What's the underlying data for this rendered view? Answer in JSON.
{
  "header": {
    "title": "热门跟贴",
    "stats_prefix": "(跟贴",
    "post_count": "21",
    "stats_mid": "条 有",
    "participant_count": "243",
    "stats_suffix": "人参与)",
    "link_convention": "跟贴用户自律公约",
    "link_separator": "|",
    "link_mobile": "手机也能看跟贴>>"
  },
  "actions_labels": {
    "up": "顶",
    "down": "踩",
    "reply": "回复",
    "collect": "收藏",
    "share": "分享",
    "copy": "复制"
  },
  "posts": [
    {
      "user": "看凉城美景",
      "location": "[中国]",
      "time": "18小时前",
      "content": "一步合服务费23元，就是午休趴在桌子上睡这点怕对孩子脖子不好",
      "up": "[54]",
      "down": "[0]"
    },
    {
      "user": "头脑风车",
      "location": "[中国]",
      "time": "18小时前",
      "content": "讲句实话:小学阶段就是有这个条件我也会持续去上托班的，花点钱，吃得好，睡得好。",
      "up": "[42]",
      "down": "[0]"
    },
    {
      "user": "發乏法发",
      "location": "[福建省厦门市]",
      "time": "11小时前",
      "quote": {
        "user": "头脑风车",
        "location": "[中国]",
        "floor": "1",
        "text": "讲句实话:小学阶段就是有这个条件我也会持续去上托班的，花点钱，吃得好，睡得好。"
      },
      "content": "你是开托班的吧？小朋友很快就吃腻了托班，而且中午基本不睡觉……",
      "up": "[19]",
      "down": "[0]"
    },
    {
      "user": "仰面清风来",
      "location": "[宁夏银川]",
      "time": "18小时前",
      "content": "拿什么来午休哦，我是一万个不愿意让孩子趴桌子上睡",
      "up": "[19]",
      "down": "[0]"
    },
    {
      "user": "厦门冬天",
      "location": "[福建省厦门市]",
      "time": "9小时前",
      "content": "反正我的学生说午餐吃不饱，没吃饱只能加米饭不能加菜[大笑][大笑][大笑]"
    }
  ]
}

○ ○ ○ ○ ○ ○ ○

*Your objective*.
Nothing should be left out: return all of the records exactly.

*Output*.
What's the underlying data for this rendered view? Answer in JSON.
{
  "header": {
    "title": "热门跟贴",
    "stats_prefix": "(跟贴",
    "post_count": "21",
    "stats_mid": "条 有",
    "participant_count": "243",
    "stats_suffix": "人参与)",
    "link_convention": "跟贴用户自律公约",
    "link_separator": "|",
    "link_mobile": "手机也能看跟贴>>"
  },
  "actions_labels": {
    "up": "顶",
    "down": "踩",
    "reply": "回复",
    "collect": "收藏",
    "share": "分享",
    "copy": "复制"
  },
  "posts": [
    {
      "user": "看凉城美景",
      "location": "[中国]",
      "time": "18小时前",
      "content": "一步合服务费23元，就是午休趴在桌子上睡这点怕对孩子脖子不好",
      "up": "[54]",
      "down": "[0]"
    },
    {
      "user": "头脑风车",
      "location": "[中国]",
      "time": "18小时前",
      "content": "讲句实话:小学阶段就是有这个条件我也会持续去上托班的，花点钱，吃得好，睡得好。",
      "up": "[42]",
      "down": "[0]"
    },
    {
      "user": "發乏法发",
      "location": "[福建省厦门市]",
      "time": "11小时前",
      "quote": {
        "user": "头脑风车",
        "location": "[中国]",
        "floor": "1",
        "text": "讲句实话:小学阶段就是有这个条件我也会持续去上托班的，花点钱，吃得好，睡得好。"
      },
      "content": "你是开托班的吧？小朋友很快就吃腻了托班，而且中午基本不睡觉……",
      "up": "[19]",
      "down": "[0]"
    },
    {
      "user": "仰面清风来",
      "location": "[宁夏银川]",
      "time": "18小时前",
      "content": "拿什么来午休哦，我是一万个不愿意让孩子趴桌子上睡",
      "up": "[19]",
      "down": "[0]"
    },
    {
      "user": "厦门冬天",
      "location": "[福建省厦门市]",
      "time": "9小时前",
      "content": "反正我的学生说午餐吃不饱，没吃饱只能加米饭不能加菜[大笑][大笑][大笑]"
    }
  ]
}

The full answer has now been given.